** start **
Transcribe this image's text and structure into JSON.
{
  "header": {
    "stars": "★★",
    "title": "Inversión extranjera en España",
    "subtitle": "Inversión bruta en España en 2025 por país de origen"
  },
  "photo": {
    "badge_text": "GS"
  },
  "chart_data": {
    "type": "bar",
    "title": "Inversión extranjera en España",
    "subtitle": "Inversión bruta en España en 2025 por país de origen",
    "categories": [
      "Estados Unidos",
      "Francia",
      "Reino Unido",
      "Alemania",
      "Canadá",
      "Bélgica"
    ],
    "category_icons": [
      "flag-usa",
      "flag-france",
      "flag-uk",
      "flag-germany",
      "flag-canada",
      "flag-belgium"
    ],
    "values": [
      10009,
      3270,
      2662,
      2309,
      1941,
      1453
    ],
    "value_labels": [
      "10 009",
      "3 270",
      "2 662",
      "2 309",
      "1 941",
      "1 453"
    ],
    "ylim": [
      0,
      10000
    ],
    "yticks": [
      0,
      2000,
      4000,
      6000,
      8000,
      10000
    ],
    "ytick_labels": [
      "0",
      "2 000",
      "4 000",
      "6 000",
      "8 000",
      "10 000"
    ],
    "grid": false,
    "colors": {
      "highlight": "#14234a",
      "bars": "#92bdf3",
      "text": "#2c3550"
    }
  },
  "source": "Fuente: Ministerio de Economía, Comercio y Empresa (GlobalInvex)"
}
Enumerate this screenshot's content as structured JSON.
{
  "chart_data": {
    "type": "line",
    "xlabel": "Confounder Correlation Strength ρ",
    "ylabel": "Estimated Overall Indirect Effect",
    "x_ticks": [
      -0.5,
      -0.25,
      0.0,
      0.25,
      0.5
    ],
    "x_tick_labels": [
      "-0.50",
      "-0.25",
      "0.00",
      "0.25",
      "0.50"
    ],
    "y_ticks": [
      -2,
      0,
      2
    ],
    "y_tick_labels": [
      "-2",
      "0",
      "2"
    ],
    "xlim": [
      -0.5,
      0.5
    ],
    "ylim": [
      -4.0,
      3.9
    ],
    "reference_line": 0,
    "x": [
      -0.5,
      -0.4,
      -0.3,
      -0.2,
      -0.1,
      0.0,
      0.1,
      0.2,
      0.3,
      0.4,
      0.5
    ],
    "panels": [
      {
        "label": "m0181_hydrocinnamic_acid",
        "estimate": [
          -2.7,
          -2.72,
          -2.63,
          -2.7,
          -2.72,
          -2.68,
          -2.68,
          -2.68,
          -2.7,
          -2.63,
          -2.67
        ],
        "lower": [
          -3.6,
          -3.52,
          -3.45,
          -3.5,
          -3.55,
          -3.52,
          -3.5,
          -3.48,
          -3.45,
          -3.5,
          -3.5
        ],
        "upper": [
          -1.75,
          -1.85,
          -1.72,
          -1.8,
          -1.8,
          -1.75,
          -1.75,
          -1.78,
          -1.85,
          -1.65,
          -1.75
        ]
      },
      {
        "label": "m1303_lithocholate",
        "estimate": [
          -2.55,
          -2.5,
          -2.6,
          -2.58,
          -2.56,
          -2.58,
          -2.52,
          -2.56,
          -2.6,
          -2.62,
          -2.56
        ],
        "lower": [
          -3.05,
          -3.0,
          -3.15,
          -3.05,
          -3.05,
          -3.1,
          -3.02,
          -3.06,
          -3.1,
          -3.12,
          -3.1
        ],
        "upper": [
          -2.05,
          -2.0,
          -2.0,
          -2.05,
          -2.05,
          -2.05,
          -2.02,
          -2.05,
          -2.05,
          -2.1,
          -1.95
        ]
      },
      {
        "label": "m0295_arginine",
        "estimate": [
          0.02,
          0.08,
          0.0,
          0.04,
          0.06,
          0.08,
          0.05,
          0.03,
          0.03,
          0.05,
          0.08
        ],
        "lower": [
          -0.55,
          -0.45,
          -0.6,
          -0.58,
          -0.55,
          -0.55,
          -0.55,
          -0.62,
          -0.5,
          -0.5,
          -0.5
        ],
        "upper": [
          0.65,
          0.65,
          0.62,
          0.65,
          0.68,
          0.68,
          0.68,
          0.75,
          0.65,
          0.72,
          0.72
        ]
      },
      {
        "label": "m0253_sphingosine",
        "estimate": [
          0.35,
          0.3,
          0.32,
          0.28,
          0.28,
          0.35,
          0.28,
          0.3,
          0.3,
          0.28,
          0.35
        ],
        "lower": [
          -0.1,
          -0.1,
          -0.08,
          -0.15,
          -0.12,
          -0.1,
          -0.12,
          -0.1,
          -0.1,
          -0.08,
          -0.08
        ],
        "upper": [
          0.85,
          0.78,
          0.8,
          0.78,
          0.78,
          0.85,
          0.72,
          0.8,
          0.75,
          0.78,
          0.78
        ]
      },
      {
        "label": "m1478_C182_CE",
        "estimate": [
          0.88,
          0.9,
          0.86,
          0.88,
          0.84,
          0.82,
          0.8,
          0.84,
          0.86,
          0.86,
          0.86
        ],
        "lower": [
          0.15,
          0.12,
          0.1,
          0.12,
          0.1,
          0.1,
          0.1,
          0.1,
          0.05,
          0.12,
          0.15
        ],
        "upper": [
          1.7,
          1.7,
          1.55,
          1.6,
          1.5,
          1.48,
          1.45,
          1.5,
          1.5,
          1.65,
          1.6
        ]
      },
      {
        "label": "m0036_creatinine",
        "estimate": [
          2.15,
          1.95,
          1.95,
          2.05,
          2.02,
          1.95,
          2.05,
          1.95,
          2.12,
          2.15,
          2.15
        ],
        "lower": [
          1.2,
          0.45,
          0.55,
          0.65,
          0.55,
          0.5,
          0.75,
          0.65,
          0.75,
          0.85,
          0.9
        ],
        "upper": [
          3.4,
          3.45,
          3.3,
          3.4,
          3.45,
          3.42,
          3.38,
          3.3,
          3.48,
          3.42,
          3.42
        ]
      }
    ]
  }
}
** end **
» Instructions for the task
Extract, from the material above, each line holding the word "this".

» Answer to the exercise
Transcribe this image's text and structure into JSON.
Enumerate this screenshot's content as structured JSON.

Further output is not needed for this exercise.